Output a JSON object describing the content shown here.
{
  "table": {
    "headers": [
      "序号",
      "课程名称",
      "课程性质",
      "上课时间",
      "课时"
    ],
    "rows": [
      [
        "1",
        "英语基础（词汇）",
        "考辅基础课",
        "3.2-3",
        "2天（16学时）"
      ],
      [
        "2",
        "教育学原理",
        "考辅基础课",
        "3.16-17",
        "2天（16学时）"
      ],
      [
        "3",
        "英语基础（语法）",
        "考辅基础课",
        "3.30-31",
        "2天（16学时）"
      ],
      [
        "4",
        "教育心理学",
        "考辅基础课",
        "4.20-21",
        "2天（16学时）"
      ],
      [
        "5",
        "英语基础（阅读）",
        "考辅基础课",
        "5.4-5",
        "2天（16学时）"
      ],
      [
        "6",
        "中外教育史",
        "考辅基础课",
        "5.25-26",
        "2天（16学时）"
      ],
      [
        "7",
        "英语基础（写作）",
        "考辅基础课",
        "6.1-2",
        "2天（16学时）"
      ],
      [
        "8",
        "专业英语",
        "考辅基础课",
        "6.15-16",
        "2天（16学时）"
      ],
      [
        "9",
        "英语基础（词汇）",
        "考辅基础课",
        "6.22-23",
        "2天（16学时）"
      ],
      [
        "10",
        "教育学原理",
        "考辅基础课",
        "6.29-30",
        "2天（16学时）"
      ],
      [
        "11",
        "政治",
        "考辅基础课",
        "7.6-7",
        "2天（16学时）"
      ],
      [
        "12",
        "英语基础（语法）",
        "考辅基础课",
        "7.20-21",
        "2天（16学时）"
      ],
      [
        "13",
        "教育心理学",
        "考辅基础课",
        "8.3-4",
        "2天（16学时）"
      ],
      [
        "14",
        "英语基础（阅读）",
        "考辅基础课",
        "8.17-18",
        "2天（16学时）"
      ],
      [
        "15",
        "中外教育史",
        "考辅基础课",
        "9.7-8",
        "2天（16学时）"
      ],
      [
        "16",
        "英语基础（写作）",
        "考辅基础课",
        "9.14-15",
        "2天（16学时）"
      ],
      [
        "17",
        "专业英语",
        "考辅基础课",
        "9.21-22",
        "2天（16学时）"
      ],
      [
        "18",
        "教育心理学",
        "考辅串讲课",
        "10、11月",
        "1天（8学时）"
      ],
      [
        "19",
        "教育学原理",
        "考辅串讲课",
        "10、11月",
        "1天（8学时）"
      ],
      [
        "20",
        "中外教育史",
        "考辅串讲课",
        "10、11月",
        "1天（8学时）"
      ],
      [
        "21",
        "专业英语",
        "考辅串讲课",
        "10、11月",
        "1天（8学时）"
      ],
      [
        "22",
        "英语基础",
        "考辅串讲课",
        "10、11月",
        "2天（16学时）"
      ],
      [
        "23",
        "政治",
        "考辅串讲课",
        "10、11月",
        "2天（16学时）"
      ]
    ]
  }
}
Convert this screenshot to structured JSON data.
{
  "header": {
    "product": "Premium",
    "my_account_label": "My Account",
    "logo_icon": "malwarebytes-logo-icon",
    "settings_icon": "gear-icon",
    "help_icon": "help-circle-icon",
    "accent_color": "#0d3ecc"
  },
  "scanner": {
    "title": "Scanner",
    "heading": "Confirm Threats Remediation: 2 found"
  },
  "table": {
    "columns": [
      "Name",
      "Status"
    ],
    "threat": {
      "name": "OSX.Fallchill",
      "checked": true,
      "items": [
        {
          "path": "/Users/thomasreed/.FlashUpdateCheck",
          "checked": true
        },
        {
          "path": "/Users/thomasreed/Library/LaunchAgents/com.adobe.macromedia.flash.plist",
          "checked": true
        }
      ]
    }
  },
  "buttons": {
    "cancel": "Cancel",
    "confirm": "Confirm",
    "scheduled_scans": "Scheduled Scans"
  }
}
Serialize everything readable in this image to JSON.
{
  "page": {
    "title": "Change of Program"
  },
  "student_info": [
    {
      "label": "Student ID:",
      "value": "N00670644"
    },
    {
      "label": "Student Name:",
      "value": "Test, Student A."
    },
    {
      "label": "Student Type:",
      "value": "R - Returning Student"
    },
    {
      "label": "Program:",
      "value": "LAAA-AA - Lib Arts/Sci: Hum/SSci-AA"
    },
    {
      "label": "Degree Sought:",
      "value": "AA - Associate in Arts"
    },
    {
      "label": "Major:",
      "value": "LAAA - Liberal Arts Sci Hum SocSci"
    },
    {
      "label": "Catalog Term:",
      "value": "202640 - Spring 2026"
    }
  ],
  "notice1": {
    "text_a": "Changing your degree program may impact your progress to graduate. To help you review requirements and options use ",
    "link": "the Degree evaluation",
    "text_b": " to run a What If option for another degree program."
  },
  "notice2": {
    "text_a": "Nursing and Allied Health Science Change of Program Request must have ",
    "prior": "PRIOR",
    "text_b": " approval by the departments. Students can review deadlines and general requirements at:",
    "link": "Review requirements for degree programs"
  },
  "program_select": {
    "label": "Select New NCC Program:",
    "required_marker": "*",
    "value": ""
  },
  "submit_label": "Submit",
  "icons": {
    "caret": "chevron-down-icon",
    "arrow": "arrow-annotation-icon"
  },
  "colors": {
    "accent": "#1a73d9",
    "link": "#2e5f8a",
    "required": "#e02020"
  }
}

• TASK:
Each entry above needs to be retyped exactly.

• SOLUTION TO THIS EXERCISE:
Output a JSON object describing the content shown here.
{
  "table": {
    "headers": [
      "序号",
      "课程名称",
      "课程性质",
      "上课时间",
      "课时"
    ],
    "rows": [
      [
        "1",
        "英语基础（词汇）",
        "考辅基础课",
        "3.2-3",
        "2天（16学时）"
      ],
      [
        "2",
        "教育学原理",
        "考辅基础课",
        "3.16-17",
        "2天（16学时）"
      ],
      [
        "3",
        "英语基础（语法）",
        "考辅基础课",
        "3.30-31",
        "2天（16学时）"
      ],
      [
        "4",
        "教育心理学",
        "考辅基础课",
        "4.20-21",
        "2天（16学时）"
      ],
      [
        "5",
        "英语基础（阅读）",
        "考辅基础课",
        "5.4-5",
        "2天（16学时）"
      ],
      [
        "6",
        "中外教育史",
        "考辅基础课",
        "5.25-26",
        "2天（16学时）"
      ],
      [
        "7",
        "英语基础（写作）",
        "考辅基础课",
        "6.1-2",
        "2天（16学时）"
      ],
      [
        "8",
        "专业英语",
        "考辅基础课",
        "6.15-16",
        "2天（16学时）"
      ],
      [
        "9",
        "英语基础（词汇）",
        "考辅基础课",
        "6.22-23",
        "2天（16学时）"
      ],
      [
        "10",
        "教育学原理",
        "考辅基础课",
        "6.29-30",
        "2天（16学时）"
      ],
      [
        "11",
        "政治",
        "考辅基础课",
        "7.6-7",
        "2天（16学时）"
      ],
      [
        "12",
        "英语基础（语法）",
        "考辅基础课",
        "7.20-21",
        "2天（16学时）"
      ],
      [
        "13",
        "教育心理学",
        "考辅基础课",
        "8.3-4",
        "2天（16学时）"
      ],
      [
        "14",
        "英语基础（阅读）",
        "考辅基础课",
        "8.17-18",
        "2天（16学时）"
      ],
      [
        "15",
        "中外教育史",
        "考辅基础课",
        "9.7-8",
        "2天（16学时）"
      ],
      [
        "16",
        "英语基础（写作）",
        "考辅基础课",
        "9.14-15",
        "2天（16学时）"
      ],
      [
        "17",
        "专业英语",
        "考辅基础课",
        "9.21-22",
        "2天（16学时）"
      ],
      [
        "18",
        "教育心理学",
        "考辅串讲课",
        "10、11月",
        "1天（8学时）"
      ],
      [
        "19",
        "教育学原理",
        "考辅串讲课",
        "10、11月",
        "1天（8学时）"
      ],
      [
        "20",
        "中外教育史",
        "考辅串讲课",
        "10、11月",
        "1天（8学时）"
      ],
      [
        "21",
        "专业英语",
        "考辅串讲课",
        "10、11月",
        "1天（8学时）"
      ],
      [
        "22",
        "英语基础",
        "考辅串讲课",
        "10、11月",
        "2天（16学时）"
      ],
      [
        "23",
        "政治",
        "考辅串讲课",
        "10、11月",
        "2天（16学时）"
      ]
    ]
  }
}
Convert this screenshot to structured JSON data.
{
  "header": {
    "product": "Premium",
    "my_account_label": "My Account",
    "logo_icon": "malwarebytes-logo-icon",
    "settings_icon": "gear-icon",
    "help_icon": "help-circle-icon",
    "accent_color": "#0d3ecc"
  },
  "scanner": {
    "title": "Scanner",
    "heading": "Confirm Threats Remediation: 2 found"
  },
  "table": {
    "columns": [
      "Name",
      "Status"
    ],
    "threat": {
      "name": "OSX.Fallchill",
      "checked": true,
      "items": [
        {
          "path": "/Users/thomasreed/.FlashUpdateCheck",
          "checked": true
        },
        {
          "path": "/Users/thomasreed/Library/LaunchAgents/com.adobe.macromedia.flash.plist",
          "checked": true
        }
      ]
    }
  },
  "buttons": {
    "cancel": "Cancel",
    "confirm": "Confirm",
    "scheduled_scans": "Scheduled Scans"
  }
}
Serialize everything readable in this image to JSON.
{
  "page": {
    "title": "Change of Program"
  },
  "student_info": [
    {
      "label": "Student ID:",
      "value": "N00670644"
    },
    {
      "label": "Student Name:",
      "value": "Test, Student A."
    },
    {
      "label": "Student Type:",
      "value": "R - Returning Student"
    },
    {
      "label": "Program:",
      "value": "LAAA-AA - Lib Arts/Sci: Hum/SSci-AA"
    },
    {
      "label": "Degree Sought:",
      "value": "AA - Associate in Arts"
    },
    {
      "label": "Major:",
      "value": "LAAA - Liberal Arts Sci Hum SocSci"
    },
    {
      "label": "Catalog Term:",
      "value": "202640 - Spring 2026"
    }
  ],
  "notice1": {
    "text_a": "Changing your degree program may impact your progress to graduate. To help you review requirements and options use ",
    "link": "the Degree evaluation",
    "text_b": " to run a What If option for another degree program."
  },
  "notice2": {
    "text_a": "Nursing and Allied Health Science Change of Program Request must have ",
    "prior": "PRIOR",
    "text_b": " approval by the departments. Students can review deadlines and general requirements at:",
    "link": "Review requirements for degree programs"
  },
  "program_select": {
    "label": "Select New NCC Program:",
    "required_marker": "*",
    "value": ""
  },
  "submit_label": "Submit",
  "icons": {
    "caret": "chevron-down-icon",
    "arrow": "arrow-annotation-icon"
  },
  "colors": {
    "accent": "#1a73d9",
    "link": "#2e5f8a",
    "required": "#e02020"
  }
}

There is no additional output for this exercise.